Written exercise |
Gather each line containing the string "buildings" from these entries.

Stored data |
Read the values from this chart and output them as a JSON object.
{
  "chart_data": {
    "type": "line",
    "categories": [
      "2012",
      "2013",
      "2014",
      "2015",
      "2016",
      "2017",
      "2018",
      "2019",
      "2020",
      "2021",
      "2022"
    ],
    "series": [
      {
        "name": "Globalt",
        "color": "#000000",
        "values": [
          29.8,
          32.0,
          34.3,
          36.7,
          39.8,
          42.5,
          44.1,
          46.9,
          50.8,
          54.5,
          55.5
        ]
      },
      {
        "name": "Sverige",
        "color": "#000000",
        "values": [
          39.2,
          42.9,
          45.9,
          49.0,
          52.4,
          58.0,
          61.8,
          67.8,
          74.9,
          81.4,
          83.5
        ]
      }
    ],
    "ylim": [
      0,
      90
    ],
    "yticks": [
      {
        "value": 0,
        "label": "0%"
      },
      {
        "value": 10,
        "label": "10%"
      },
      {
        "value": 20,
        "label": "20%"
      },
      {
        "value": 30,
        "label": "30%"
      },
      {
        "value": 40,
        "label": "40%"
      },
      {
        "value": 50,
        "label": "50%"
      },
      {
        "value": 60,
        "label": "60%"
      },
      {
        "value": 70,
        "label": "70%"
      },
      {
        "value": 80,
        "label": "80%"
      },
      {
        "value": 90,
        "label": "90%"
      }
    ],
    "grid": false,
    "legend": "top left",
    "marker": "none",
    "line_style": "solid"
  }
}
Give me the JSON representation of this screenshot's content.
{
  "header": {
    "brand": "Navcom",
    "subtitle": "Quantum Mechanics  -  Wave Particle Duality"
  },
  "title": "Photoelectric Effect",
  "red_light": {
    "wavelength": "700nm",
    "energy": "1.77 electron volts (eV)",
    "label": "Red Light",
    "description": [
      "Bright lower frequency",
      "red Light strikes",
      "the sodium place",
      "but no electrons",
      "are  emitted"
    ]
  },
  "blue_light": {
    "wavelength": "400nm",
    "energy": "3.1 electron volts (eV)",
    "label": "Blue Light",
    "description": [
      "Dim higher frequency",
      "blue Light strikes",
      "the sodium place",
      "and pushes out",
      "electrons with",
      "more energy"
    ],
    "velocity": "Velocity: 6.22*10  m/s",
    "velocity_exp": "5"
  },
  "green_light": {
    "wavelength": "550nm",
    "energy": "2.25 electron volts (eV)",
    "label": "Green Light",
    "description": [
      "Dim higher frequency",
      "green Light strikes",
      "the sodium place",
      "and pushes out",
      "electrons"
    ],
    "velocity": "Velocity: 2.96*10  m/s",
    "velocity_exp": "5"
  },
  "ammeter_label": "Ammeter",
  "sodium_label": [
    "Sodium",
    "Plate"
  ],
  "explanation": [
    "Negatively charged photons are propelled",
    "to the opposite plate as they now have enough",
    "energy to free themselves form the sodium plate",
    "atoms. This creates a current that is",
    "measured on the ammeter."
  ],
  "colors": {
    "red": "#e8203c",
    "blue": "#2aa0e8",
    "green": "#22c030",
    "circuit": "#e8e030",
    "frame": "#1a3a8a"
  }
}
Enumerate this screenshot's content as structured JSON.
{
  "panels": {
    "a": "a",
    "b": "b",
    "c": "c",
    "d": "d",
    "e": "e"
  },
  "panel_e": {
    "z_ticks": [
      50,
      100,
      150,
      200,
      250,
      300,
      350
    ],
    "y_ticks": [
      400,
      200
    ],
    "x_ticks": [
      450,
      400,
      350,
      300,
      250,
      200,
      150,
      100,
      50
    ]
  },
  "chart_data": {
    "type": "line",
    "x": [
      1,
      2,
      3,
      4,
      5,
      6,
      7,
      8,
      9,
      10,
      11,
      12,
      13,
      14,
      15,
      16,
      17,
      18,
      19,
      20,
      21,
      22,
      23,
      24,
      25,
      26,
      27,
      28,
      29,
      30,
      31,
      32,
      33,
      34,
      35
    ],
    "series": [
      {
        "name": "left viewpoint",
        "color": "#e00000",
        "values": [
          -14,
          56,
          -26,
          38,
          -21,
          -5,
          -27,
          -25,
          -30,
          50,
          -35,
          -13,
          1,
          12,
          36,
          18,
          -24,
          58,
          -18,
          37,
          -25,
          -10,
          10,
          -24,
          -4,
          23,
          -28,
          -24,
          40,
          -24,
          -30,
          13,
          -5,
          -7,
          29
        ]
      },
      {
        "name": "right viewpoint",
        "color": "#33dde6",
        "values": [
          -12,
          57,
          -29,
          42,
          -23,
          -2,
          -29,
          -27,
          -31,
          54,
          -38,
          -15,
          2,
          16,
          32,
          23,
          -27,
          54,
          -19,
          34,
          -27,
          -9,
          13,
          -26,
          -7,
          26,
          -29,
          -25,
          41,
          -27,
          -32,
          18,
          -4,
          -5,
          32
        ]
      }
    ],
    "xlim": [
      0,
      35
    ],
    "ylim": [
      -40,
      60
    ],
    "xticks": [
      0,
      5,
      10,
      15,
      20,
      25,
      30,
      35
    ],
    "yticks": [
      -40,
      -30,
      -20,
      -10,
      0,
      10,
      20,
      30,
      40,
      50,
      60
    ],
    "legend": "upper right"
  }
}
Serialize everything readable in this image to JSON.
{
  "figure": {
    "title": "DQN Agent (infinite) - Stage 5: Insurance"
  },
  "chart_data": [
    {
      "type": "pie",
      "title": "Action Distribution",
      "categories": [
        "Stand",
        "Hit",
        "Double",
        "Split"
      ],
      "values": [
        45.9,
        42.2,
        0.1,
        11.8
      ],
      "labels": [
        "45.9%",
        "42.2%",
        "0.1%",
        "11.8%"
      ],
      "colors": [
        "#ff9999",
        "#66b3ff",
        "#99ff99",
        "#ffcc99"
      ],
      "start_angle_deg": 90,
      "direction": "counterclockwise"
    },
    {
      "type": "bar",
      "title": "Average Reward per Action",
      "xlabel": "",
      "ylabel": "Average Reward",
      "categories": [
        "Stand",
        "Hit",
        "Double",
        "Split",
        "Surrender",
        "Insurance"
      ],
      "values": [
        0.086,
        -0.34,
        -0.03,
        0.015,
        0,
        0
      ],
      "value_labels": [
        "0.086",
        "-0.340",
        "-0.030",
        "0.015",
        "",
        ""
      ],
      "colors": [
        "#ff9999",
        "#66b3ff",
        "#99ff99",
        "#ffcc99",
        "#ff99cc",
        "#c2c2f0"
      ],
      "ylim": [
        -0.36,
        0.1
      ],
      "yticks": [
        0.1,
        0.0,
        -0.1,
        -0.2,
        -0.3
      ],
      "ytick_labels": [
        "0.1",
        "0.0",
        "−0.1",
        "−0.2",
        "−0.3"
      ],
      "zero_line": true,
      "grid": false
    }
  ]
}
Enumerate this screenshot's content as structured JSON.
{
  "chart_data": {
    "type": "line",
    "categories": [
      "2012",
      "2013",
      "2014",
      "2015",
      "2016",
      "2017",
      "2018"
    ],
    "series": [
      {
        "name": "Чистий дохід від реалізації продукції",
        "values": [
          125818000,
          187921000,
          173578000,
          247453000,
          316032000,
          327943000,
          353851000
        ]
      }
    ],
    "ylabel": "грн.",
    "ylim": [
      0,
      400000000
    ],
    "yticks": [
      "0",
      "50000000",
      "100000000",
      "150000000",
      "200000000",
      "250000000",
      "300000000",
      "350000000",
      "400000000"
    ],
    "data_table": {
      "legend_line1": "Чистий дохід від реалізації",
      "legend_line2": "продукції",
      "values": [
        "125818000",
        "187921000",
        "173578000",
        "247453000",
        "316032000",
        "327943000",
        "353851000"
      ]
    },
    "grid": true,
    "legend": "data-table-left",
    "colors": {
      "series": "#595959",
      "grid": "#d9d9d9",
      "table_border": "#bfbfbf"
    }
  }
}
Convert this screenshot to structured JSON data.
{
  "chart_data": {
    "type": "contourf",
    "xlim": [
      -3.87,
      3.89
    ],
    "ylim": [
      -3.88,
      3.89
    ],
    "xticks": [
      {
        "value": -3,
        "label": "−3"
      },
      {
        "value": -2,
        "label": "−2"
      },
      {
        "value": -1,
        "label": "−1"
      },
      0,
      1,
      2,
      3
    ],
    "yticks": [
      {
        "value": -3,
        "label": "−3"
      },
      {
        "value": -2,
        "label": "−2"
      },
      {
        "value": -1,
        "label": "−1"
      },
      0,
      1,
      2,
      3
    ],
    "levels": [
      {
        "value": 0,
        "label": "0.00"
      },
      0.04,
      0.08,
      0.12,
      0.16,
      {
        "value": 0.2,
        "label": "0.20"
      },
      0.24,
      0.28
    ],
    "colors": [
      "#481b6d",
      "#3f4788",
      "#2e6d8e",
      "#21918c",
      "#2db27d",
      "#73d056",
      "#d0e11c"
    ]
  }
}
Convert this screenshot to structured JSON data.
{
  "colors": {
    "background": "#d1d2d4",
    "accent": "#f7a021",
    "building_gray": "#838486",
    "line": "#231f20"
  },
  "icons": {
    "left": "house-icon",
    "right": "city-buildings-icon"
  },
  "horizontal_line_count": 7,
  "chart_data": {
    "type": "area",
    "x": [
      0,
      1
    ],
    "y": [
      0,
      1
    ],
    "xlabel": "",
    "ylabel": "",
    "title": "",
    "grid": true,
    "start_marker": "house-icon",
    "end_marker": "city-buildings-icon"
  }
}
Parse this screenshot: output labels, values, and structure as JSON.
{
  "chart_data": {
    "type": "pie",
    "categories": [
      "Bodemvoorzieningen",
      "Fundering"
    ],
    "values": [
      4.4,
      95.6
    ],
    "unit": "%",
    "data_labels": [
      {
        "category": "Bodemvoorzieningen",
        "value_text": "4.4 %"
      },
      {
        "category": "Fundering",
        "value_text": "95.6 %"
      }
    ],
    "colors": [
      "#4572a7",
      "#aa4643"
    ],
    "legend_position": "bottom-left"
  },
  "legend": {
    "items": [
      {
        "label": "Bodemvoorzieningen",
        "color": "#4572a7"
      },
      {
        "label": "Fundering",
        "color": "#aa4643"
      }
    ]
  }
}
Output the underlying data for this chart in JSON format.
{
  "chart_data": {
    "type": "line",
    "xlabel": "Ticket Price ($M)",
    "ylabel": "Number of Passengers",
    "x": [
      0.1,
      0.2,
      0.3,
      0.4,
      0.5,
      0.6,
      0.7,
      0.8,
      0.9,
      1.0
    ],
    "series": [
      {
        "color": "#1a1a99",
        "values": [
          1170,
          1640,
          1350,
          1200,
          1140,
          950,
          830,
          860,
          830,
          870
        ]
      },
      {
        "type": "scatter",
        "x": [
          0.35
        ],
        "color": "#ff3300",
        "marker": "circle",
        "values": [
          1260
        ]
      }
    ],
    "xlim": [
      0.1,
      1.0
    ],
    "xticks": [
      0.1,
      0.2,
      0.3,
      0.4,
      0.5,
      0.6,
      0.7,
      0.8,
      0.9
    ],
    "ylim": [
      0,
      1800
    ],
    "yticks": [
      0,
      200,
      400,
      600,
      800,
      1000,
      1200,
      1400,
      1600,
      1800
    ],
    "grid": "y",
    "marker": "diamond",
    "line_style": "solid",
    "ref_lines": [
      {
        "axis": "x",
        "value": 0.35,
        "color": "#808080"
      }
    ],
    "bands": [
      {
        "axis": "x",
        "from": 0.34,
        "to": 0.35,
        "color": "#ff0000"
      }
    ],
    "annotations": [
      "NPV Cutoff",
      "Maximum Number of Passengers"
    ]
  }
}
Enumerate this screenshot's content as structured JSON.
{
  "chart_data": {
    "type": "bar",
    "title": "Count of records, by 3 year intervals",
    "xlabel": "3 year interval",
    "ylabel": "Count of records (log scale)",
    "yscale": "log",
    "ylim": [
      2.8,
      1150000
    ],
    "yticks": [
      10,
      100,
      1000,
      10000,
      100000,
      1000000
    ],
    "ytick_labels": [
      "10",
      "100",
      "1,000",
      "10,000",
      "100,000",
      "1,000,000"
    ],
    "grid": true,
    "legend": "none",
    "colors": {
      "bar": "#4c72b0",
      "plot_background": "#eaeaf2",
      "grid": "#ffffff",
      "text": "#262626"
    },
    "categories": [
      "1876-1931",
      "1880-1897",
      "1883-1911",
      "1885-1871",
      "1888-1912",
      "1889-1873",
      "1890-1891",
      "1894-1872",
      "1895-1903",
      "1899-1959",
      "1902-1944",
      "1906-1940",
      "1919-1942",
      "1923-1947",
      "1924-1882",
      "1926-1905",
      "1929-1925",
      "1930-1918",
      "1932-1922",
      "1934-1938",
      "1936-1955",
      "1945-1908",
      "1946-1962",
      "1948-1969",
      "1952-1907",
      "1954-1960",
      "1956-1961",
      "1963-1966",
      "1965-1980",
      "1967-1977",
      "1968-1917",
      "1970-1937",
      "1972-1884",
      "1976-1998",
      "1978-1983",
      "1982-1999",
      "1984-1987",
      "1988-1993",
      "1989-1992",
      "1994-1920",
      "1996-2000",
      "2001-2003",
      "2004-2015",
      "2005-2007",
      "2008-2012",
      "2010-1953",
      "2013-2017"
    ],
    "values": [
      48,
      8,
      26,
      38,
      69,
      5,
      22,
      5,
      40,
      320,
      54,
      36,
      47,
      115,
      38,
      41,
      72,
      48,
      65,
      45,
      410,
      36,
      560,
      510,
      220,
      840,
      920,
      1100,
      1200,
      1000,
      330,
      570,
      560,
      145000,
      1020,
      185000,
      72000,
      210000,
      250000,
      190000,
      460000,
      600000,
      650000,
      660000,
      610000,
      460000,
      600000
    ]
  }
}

Problem solution |
    "right": "city-buildings-icon"
    "end_marker": "city-buildings-icon"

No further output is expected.